Dataset rows:
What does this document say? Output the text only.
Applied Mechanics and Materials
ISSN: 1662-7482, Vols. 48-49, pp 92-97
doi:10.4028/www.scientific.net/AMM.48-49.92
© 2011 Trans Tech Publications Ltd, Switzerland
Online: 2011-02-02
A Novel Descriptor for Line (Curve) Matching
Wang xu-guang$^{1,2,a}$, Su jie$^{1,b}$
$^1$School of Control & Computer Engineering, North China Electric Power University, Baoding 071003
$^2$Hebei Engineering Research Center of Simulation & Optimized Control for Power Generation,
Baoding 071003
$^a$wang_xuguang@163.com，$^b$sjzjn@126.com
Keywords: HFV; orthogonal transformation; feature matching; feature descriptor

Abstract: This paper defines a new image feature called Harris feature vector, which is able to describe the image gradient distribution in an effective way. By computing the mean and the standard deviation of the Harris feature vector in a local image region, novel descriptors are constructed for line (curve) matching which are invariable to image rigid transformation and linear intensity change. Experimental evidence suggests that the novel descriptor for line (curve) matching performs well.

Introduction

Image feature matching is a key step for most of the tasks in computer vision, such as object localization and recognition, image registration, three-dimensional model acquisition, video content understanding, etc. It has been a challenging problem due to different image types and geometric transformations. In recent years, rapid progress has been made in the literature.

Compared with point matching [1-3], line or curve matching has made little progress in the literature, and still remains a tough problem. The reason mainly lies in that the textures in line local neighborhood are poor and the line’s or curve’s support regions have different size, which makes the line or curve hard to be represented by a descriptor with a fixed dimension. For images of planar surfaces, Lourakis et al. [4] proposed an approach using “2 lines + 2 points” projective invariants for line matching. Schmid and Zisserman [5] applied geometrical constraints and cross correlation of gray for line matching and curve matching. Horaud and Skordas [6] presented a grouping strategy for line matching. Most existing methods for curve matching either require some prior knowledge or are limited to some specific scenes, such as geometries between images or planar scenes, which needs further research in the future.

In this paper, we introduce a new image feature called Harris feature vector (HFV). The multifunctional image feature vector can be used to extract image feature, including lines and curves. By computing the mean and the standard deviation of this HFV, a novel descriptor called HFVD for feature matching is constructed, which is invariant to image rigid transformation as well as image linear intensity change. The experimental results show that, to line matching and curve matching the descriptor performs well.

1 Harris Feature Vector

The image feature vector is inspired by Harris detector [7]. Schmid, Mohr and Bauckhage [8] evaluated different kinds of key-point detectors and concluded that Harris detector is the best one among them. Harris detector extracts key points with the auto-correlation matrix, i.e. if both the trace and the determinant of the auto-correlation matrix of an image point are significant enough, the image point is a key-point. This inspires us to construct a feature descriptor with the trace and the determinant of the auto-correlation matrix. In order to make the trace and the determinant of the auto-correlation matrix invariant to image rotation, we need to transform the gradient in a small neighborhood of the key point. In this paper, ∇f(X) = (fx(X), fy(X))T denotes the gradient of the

==

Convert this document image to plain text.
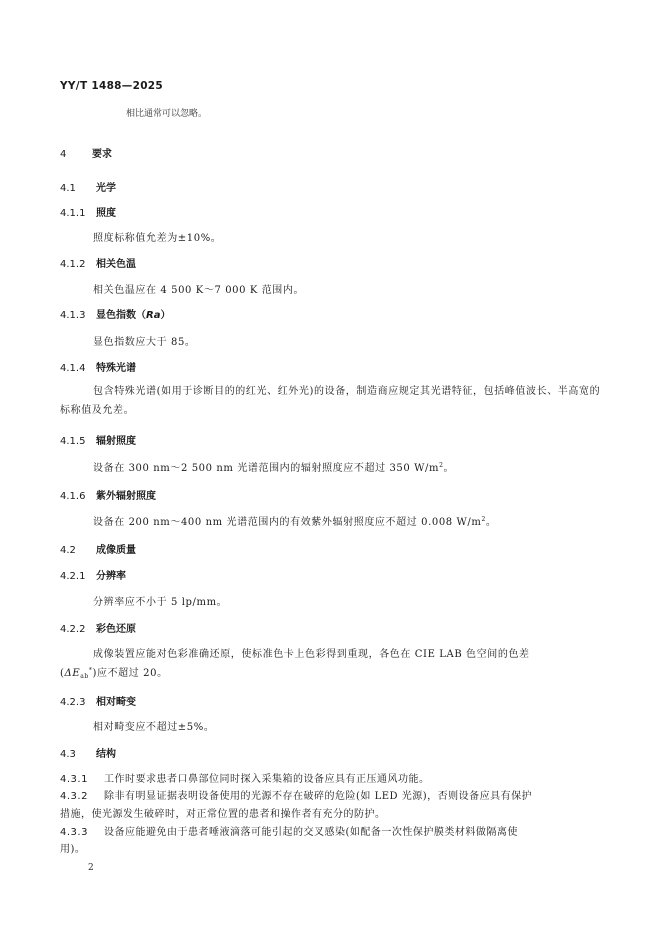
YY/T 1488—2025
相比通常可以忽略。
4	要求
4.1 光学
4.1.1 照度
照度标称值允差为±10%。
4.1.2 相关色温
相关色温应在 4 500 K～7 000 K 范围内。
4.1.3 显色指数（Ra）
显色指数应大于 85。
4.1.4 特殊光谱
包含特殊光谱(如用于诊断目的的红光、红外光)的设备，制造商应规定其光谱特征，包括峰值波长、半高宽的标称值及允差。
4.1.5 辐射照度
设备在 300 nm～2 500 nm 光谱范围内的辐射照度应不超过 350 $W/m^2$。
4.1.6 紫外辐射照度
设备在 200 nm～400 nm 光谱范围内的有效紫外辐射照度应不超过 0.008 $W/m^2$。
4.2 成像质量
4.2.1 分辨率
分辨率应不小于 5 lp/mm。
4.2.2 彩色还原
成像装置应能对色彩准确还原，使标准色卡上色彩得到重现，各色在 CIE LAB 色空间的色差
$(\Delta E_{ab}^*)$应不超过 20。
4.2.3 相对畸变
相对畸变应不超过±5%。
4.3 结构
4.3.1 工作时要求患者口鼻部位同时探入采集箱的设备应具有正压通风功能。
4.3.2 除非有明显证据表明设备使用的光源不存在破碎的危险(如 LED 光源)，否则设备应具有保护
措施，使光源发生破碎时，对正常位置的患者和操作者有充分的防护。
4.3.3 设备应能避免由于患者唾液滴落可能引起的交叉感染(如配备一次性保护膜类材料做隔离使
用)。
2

---

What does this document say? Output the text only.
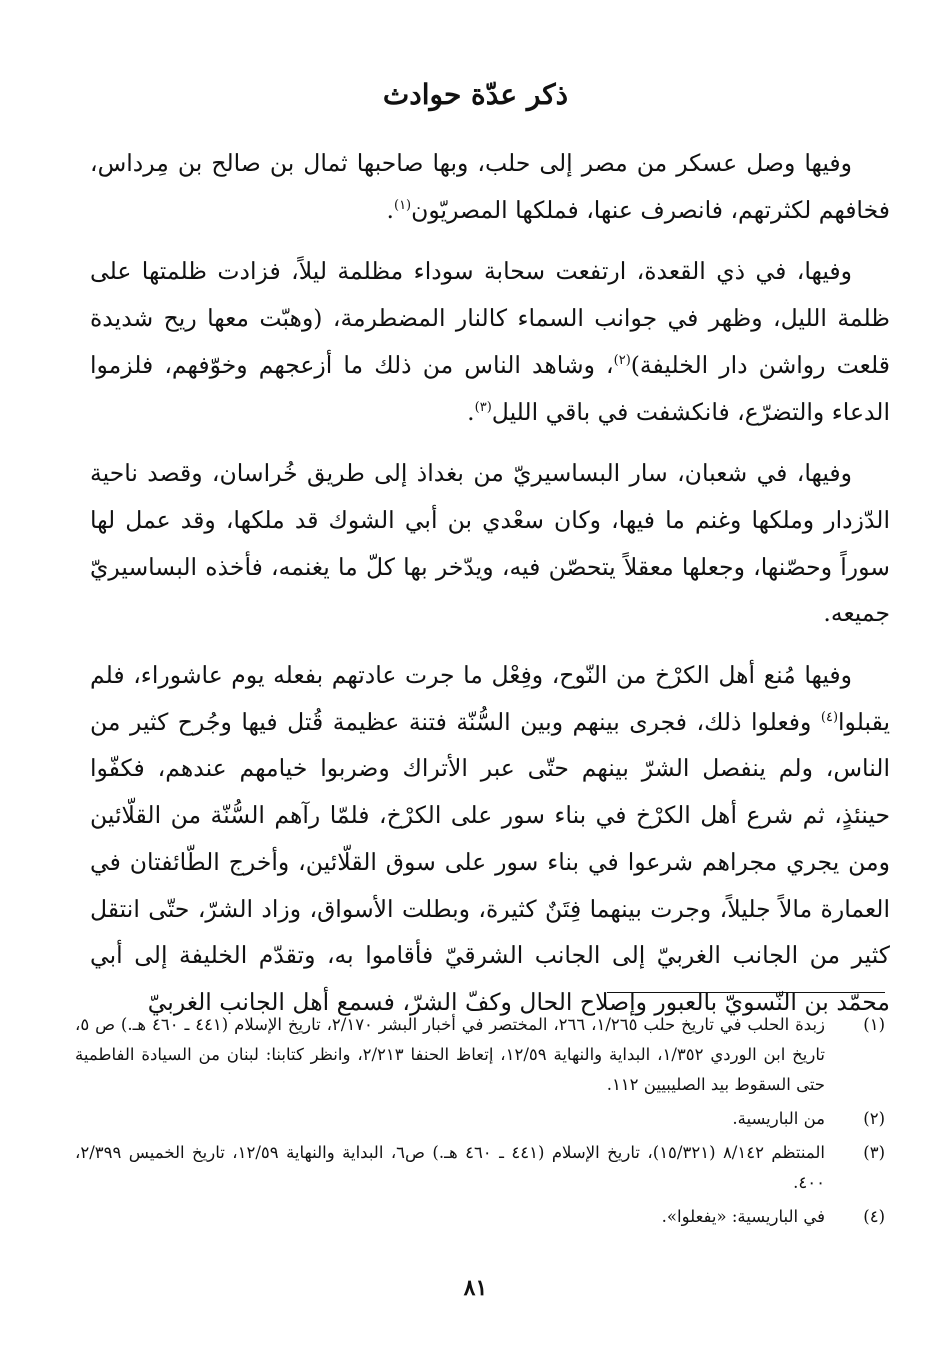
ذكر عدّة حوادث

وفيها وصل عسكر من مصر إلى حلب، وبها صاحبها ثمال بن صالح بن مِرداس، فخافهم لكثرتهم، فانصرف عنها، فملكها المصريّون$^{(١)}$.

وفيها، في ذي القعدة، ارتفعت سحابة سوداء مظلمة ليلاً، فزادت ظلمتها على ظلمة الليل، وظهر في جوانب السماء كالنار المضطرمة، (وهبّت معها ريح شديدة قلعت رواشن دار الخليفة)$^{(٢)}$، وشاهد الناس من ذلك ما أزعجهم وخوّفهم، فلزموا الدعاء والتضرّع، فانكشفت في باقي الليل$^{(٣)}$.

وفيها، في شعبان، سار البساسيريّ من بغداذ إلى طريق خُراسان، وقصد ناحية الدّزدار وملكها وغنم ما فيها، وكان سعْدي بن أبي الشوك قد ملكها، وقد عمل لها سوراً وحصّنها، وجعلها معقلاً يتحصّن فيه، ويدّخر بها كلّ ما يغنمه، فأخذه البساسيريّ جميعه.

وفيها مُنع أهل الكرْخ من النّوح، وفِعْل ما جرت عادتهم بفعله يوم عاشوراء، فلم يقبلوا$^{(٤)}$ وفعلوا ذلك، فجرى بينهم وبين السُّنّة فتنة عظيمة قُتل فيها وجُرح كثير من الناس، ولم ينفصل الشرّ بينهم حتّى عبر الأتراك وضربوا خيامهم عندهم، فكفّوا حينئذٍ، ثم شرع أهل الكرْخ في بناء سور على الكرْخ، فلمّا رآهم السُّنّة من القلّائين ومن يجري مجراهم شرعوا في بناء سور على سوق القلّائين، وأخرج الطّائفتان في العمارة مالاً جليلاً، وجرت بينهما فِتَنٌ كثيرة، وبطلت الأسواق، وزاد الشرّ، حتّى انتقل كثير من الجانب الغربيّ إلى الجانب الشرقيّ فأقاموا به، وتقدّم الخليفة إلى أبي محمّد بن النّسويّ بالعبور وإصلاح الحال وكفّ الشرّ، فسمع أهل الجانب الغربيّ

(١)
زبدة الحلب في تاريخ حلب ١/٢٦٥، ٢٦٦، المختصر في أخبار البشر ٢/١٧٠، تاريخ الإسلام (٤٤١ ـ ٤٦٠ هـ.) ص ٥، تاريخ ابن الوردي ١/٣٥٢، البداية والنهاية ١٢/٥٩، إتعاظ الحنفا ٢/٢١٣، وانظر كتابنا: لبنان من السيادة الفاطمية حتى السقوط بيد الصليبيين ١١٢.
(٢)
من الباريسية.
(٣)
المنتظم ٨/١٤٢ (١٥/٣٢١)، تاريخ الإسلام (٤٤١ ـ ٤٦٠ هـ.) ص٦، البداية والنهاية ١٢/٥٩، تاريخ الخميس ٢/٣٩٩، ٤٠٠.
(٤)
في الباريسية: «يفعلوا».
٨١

» PROBLEM TO WORK ON
Output a single number: how many lines contain the word "Engineering".

» EXERCISE SOLUTION
2